Repeat the whole listing exactly.

::: Stored records :::

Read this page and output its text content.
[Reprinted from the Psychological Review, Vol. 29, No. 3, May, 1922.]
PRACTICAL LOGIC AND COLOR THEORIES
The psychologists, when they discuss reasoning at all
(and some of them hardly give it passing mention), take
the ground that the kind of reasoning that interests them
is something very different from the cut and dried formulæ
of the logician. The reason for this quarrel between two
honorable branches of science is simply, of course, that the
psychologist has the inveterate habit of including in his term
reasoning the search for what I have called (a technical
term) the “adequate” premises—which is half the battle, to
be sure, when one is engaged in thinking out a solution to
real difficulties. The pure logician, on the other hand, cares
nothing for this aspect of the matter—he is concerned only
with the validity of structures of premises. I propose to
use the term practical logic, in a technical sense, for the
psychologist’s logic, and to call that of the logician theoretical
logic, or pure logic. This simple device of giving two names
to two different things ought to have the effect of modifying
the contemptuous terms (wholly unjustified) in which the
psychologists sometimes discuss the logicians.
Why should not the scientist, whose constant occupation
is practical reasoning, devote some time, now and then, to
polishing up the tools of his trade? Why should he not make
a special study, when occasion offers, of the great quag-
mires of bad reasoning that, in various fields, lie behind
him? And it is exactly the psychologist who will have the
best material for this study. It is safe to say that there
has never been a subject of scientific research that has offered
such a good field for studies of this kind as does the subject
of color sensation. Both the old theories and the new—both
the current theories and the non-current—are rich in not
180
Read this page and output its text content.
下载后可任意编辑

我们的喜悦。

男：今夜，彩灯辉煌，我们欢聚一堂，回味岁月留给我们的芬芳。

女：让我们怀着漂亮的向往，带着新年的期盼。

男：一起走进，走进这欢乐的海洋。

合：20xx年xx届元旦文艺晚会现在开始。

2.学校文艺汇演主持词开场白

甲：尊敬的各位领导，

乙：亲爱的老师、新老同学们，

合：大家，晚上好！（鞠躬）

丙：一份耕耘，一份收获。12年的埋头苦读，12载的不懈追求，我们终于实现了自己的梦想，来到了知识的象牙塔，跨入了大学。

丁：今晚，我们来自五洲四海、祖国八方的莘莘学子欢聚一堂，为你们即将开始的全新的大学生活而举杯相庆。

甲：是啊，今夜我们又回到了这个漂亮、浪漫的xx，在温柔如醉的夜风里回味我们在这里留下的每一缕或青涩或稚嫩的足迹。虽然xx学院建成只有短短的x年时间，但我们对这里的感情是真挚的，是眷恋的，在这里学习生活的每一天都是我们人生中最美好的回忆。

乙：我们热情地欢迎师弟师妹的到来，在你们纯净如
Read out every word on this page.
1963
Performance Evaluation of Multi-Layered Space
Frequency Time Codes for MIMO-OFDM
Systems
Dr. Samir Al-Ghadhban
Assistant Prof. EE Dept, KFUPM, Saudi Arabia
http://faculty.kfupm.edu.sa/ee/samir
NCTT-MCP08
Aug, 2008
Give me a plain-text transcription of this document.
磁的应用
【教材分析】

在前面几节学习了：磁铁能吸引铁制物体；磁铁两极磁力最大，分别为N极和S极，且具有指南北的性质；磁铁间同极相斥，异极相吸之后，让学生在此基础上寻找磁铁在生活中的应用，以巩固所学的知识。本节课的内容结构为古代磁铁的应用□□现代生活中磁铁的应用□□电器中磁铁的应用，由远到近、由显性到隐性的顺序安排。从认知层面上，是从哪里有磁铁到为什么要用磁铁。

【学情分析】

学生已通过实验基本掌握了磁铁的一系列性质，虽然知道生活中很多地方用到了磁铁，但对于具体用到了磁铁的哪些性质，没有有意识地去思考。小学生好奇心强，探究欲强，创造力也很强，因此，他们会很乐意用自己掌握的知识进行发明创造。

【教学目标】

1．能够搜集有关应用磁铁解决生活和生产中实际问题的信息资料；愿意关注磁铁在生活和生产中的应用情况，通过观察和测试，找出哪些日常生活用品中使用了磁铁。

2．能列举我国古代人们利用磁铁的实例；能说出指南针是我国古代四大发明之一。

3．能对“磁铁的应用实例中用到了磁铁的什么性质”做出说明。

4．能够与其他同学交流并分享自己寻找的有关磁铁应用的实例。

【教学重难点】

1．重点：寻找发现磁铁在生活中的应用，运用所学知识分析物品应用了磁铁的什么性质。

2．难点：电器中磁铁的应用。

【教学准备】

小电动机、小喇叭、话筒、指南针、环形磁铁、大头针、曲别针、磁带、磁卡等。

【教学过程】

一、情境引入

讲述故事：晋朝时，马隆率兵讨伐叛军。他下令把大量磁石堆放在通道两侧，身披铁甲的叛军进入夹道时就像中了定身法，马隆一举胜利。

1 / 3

:::

**Solved problem**
Read this page and output its text content.
[Reprinted from the Psychological Review, Vol. 29, No. 3, May, 1922.]
PRACTICAL LOGIC AND COLOR THEORIES
The psychologists, when they discuss reasoning at all
(and some of them hardly give it passing mention), take
the ground that the kind of reasoning that interests them
is something very different from the cut and dried formulæ
of the logician. The reason for this quarrel between two
honorable branches of science is simply, of course, that the
psychologist has the inveterate habit of including in his term
reasoning the search for what I have called (a technical
term) the “adequate” premises—which is half the battle, to
be sure, when one is engaged in thinking out a solution to
real difficulties. The pure logician, on the other hand, cares
nothing for this aspect of the matter—he is concerned only
with the validity of structures of premises. I propose to
use the term practical logic, in a technical sense, for the
psychologist’s logic, and to call that of the logician theoretical
logic, or pure logic. This simple device of giving two names
to two different things ought to have the effect of modifying
the contemptuous terms (wholly unjustified) in which the
psychologists sometimes discuss the logicians.
Why should not the scientist, whose constant occupation
is practical reasoning, devote some time, now and then, to
polishing up the tools of his trade? Why should he not make
a special study, when occasion offers, of the great quag-
mires of bad reasoning that, in various fields, lie behind
him? And it is exactly the psychologist who will have the
best material for this study. It is safe to say that there
has never been a subject of scientific research that has offered
such a good field for studies of this kind as does the subject
of color sensation. Both the old theories and the new—both
the current theories and the non-current—are rich in not
180
Read this page and output its text content.
下载后可任意编辑

我们的喜悦。

男：今夜，彩灯辉煌，我们欢聚一堂，回味岁月留给我们的芬芳。

女：让我们怀着漂亮的向往，带着新年的期盼。

男：一起走进，走进这欢乐的海洋。

合：20xx年xx届元旦文艺晚会现在开始。

2.学校文艺汇演主持词开场白

甲：尊敬的各位领导，

乙：亲爱的老师、新老同学们，

合：大家，晚上好！（鞠躬）

丙：一份耕耘，一份收获。12年的埋头苦读，12载的不懈追求，我们终于实现了自己的梦想，来到了知识的象牙塔，跨入了大学。

丁：今晚，我们来自五洲四海、祖国八方的莘莘学子欢聚一堂，为你们即将开始的全新的大学生活而举杯相庆。

甲：是啊，今夜我们又回到了这个漂亮、浪漫的xx，在温柔如醉的夜风里回味我们在这里留下的每一缕或青涩或稚嫩的足迹。虽然xx学院建成只有短短的x年时间，但我们对这里的感情是真挚的，是眷恋的，在这里学习生活的每一天都是我们人生中最美好的回忆。

乙：我们热情地欢迎师弟师妹的到来，在你们纯净如
Read out every word on this page.
1963
Performance Evaluation of Multi-Layered Space
Frequency Time Codes for MIMO-OFDM
Systems
Dr. Samir Al-Ghadhban
Assistant Prof. EE Dept, KFUPM, Saudi Arabia
http://faculty.kfupm.edu.sa/ee/samir
NCTT-MCP08
Aug, 2008
Give me a plain-text transcription of this document.
磁的应用
【教材分析】

在前面几节学习了：磁铁能吸引铁制物体；磁铁两极磁力最大，分别为N极和S极，且具有指南北的性质；磁铁间同极相斥，异极相吸之后，让学生在此基础上寻找磁铁在生活中的应用，以巩固所学的知识。本节课的内容结构为古代磁铁的应用□□现代生活中磁铁的应用□□电器中磁铁的应用，由远到近、由显性到隐性的顺序安排。从认知层面上，是从哪里有磁铁到为什么要用磁铁。

【学情分析】

学生已通过实验基本掌握了磁铁的一系列性质，虽然知道生活中很多地方用到了磁铁，但对于具体用到了磁铁的哪些性质，没有有意识地去思考。小学生好奇心强，探究欲强，创造力也很强，因此，他们会很乐意用自己掌握的知识进行发明创造。

【教学目标】

1．能够搜集有关应用磁铁解决生活和生产中实际问题的信息资料；愿意关注磁铁在生活和生产中的应用情况，通过观察和测试，找出哪些日常生活用品中使用了磁铁。

2．能列举我国古代人们利用磁铁的实例；能说出指南针是我国古代四大发明之一。

3．能对“磁铁的应用实例中用到了磁铁的什么性质”做出说明。

4．能够与其他同学交流并分享自己寻找的有关磁铁应用的实例。

【教学重难点】

1．重点：寻找发现磁铁在生活中的应用，运用所学知识分析物品应用了磁铁的什么性质。

2．难点：电器中磁铁的应用。

【教学准备】

小电动机、小喇叭、话筒、指南针、环形磁铁、大头针、曲别针、磁带、磁卡等。

【教学过程】

一、情境引入

讲述故事：晋朝时，马隆率兵讨伐叛军。他下令把大量磁石堆放在通道两侧，身披铁甲的叛军进入夹道时就像中了定身法，马隆一举胜利。

1 / 3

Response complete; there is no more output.